*What is being asked:*
Reproduce all of the data exactly.

*Records to process:*
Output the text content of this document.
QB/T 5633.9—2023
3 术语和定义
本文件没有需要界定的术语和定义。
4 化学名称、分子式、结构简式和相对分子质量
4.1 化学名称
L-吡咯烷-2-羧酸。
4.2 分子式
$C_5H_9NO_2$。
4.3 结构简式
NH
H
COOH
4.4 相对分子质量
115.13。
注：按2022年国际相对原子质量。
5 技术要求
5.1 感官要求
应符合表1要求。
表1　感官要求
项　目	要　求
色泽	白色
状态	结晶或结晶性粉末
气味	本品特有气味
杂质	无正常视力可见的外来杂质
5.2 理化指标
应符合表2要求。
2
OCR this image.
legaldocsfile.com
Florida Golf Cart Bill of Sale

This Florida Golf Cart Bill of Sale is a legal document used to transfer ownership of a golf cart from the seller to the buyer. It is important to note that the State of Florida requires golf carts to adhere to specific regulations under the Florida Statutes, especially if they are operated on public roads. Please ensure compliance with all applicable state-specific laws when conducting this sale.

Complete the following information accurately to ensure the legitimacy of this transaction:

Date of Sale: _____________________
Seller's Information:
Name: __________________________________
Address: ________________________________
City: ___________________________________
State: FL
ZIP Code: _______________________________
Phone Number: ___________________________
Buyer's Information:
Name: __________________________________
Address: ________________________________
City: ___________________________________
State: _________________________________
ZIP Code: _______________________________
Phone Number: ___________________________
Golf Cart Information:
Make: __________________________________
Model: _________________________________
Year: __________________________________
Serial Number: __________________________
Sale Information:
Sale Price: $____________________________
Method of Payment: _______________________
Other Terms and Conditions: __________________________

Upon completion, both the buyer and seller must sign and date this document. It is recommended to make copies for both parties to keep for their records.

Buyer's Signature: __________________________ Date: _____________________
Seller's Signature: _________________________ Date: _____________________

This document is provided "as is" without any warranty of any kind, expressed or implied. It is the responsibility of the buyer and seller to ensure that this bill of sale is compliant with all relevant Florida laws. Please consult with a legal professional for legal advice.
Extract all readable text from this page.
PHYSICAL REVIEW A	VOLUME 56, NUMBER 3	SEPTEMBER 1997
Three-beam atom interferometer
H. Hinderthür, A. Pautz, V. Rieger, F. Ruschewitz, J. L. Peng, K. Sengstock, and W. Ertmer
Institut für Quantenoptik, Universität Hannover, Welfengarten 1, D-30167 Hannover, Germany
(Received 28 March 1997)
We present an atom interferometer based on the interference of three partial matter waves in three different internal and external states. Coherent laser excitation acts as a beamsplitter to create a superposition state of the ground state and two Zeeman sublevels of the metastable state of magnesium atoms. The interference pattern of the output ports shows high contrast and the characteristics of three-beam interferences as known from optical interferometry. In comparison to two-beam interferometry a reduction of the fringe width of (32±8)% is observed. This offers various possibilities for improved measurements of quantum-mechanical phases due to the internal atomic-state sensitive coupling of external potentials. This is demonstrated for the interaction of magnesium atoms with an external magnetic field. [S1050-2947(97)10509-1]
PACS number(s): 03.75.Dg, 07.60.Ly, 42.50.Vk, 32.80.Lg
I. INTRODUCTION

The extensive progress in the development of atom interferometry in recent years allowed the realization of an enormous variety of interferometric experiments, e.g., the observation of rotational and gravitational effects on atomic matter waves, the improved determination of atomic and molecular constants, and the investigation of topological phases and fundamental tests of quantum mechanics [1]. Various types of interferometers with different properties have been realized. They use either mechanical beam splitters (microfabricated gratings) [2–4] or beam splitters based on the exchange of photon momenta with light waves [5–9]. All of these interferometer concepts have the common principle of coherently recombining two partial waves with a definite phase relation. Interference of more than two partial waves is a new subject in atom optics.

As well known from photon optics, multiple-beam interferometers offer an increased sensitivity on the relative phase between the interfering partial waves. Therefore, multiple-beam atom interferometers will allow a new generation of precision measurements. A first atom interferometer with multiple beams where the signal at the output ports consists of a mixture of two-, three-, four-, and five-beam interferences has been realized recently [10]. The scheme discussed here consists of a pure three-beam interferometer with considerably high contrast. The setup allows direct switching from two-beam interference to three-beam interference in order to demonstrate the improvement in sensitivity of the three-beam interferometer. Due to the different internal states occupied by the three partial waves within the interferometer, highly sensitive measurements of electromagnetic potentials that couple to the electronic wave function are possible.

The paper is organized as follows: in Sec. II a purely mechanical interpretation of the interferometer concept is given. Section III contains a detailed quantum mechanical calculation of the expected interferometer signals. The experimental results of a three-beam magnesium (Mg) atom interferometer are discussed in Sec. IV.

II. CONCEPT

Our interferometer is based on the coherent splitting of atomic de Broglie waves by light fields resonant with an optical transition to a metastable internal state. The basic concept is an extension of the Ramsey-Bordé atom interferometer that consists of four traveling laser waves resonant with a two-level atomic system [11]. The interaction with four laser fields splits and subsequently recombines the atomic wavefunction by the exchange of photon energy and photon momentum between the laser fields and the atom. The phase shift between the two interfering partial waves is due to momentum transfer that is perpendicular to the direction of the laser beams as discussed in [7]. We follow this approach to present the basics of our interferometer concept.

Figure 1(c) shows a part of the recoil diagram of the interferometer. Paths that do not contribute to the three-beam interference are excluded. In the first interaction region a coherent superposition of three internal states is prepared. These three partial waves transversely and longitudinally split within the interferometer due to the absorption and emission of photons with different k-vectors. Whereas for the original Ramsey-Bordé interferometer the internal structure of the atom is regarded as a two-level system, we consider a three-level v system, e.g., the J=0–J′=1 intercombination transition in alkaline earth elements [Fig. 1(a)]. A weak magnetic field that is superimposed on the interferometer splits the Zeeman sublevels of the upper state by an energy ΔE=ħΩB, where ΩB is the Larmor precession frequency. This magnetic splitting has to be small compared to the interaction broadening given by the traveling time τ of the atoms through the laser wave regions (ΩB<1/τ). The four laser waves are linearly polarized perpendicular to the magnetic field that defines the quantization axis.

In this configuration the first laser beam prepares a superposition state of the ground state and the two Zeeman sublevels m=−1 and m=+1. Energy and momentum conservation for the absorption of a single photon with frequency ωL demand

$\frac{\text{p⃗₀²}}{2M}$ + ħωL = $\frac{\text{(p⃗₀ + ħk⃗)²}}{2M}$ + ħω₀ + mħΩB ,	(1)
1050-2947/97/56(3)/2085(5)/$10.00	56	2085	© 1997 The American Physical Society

*Solution:*
Output the text content of this document.
QB/T 5633.9—2023
3 术语和定义
本文件没有需要界定的术语和定义。
4 化学名称、分子式、结构简式和相对分子质量
4.1 化学名称
L-吡咯烷-2-羧酸。
4.2 分子式
$C_5H_9NO_2$。
4.3 结构简式
NH
H
COOH
4.4 相对分子质量
115.13。
注：按2022年国际相对原子质量。
5 技术要求
5.1 感官要求
应符合表1要求。
表1　感官要求
项　目	要　求
色泽	白色
状态	结晶或结晶性粉末
气味	本品特有气味
杂质	无正常视力可见的外来杂质
5.2 理化指标
应符合表2要求。
2
OCR this image.
legaldocsfile.com
Florida Golf Cart Bill of Sale

This Florida Golf Cart Bill of Sale is a legal document used to transfer ownership of a golf cart from the seller to the buyer. It is important to note that the State of Florida requires golf carts to adhere to specific regulations under the Florida Statutes, especially if they are operated on public roads. Please ensure compliance with all applicable state-specific laws when conducting this sale.

Complete the following information accurately to ensure the legitimacy of this transaction:

Date of Sale: _____________________
Seller's Information:
Name: __________________________________
Address: ________________________________
City: ___________________________________
State: FL
ZIP Code: _______________________________
Phone Number: ___________________________
Buyer's Information:
Name: __________________________________
Address: ________________________________
City: ___________________________________
State: _________________________________
ZIP Code: _______________________________
Phone Number: ___________________________
Golf Cart Information:
Make: __________________________________
Model: _________________________________
Year: __________________________________
Serial Number: __________________________
Sale Information:
Sale Price: $____________________________
Method of Payment: _______________________
Other Terms and Conditions: __________________________

Upon completion, both the buyer and seller must sign and date this document. It is recommended to make copies for both parties to keep for their records.

Buyer's Signature: __________________________ Date: _____________________
Seller's Signature: _________________________ Date: _____________________

This document is provided "as is" without any warranty of any kind, expressed or implied. It is the responsibility of the buyer and seller to ensure that this bill of sale is compliant with all relevant Florida laws. Please consult with a legal professional for legal advice.
Extract all readable text from this page.
PHYSICAL REVIEW A	VOLUME 56, NUMBER 3	SEPTEMBER 1997
Three-beam atom interferometer
H. Hinderthür, A. Pautz, V. Rieger, F. Ruschewitz, J. L. Peng, K. Sengstock, and W. Ertmer
Institut für Quantenoptik, Universität Hannover, Welfengarten 1, D-30167 Hannover, Germany
(Received 28 March 1997)
We present an atom interferometer based on the interference of three partial matter waves in three different internal and external states. Coherent laser excitation acts as a beamsplitter to create a superposition state of the ground state and two Zeeman sublevels of the metastable state of magnesium atoms. The interference pattern of the output ports shows high contrast and the characteristics of three-beam interferences as known from optical interferometry. In comparison to two-beam interferometry a reduction of the fringe width of (32±8)% is observed. This offers various possibilities for improved measurements of quantum-mechanical phases due to the internal atomic-state sensitive coupling of external potentials. This is demonstrated for the interaction of magnesium atoms with an external magnetic field. [S1050-2947(97)10509-1]
PACS number(s): 03.75.Dg, 07.60.Ly, 42.50.Vk, 32.80.Lg
I. INTRODUCTION

The extensive progress in the development of atom interferometry in recent years allowed the realization of an enormous variety of interferometric experiments, e.g., the observation of rotational and gravitational effects on atomic matter waves, the improved determination of atomic and molecular constants, and the investigation of topological phases and fundamental tests of quantum mechanics [1]. Various types of interferometers with different properties have been realized. They use either mechanical beam splitters (microfabricated gratings) [2–4] or beam splitters based on the exchange of photon momenta with light waves [5–9]. All of these interferometer concepts have the common principle of coherently recombining two partial waves with a definite phase relation. Interference of more than two partial waves is a new subject in atom optics.

As well known from photon optics, multiple-beam interferometers offer an increased sensitivity on the relative phase between the interfering partial waves. Therefore, multiple-beam atom interferometers will allow a new generation of precision measurements. A first atom interferometer with multiple beams where the signal at the output ports consists of a mixture of two-, three-, four-, and five-beam interferences has been realized recently [10]. The scheme discussed here consists of a pure three-beam interferometer with considerably high contrast. The setup allows direct switching from two-beam interference to three-beam interference in order to demonstrate the improvement in sensitivity of the three-beam interferometer. Due to the different internal states occupied by the three partial waves within the interferometer, highly sensitive measurements of electromagnetic potentials that couple to the electronic wave function are possible.

The paper is organized as follows: in Sec. II a purely mechanical interpretation of the interferometer concept is given. Section III contains a detailed quantum mechanical calculation of the expected interferometer signals. The experimental results of a three-beam magnesium (Mg) atom interferometer are discussed in Sec. IV.

II. CONCEPT

Our interferometer is based on the coherent splitting of atomic de Broglie waves by light fields resonant with an optical transition to a metastable internal state. The basic concept is an extension of the Ramsey-Bordé atom interferometer that consists of four traveling laser waves resonant with a two-level atomic system [11]. The interaction with four laser fields splits and subsequently recombines the atomic wavefunction by the exchange of photon energy and photon momentum between the laser fields and the atom. The phase shift between the two interfering partial waves is due to momentum transfer that is perpendicular to the direction of the laser beams as discussed in [7]. We follow this approach to present the basics of our interferometer concept.

Figure 1(c) shows a part of the recoil diagram of the interferometer. Paths that do not contribute to the three-beam interference are excluded. In the first interaction region a coherent superposition of three internal states is prepared. These three partial waves transversely and longitudinally split within the interferometer due to the absorption and emission of photons with different k-vectors. Whereas for the original Ramsey-Bordé interferometer the internal structure of the atom is regarded as a two-level system, we consider a three-level v system, e.g., the J=0–J′=1 intercombination transition in alkaline earth elements [Fig. 1(a)]. A weak magnetic field that is superimposed on the interferometer splits the Zeeman sublevels of the upper state by an energy ΔE=ħΩB, where ΩB is the Larmor precession frequency. This magnetic splitting has to be small compared to the interaction broadening given by the traveling time τ of the atoms through the laser wave regions (ΩB<1/τ). The four laser waves are linearly polarized perpendicular to the magnetic field that defines the quantization axis.

In this configuration the first laser beam prepares a superposition state of the ground state and the two Zeeman sublevels m=−1 and m=+1. Energy and momentum conservation for the absorption of a single photon with frequency ωL demand

$\frac{\text{p⃗₀²}}{2M}$ + ħωL = $\frac{\text{(p⃗₀ + ħk⃗)²}}{2M}$ + ħω₀ + mħΩB ,	(1)
1050-2947/97/56(3)/2085(5)/$10.00	56	2085	© 1997 The American Physical Society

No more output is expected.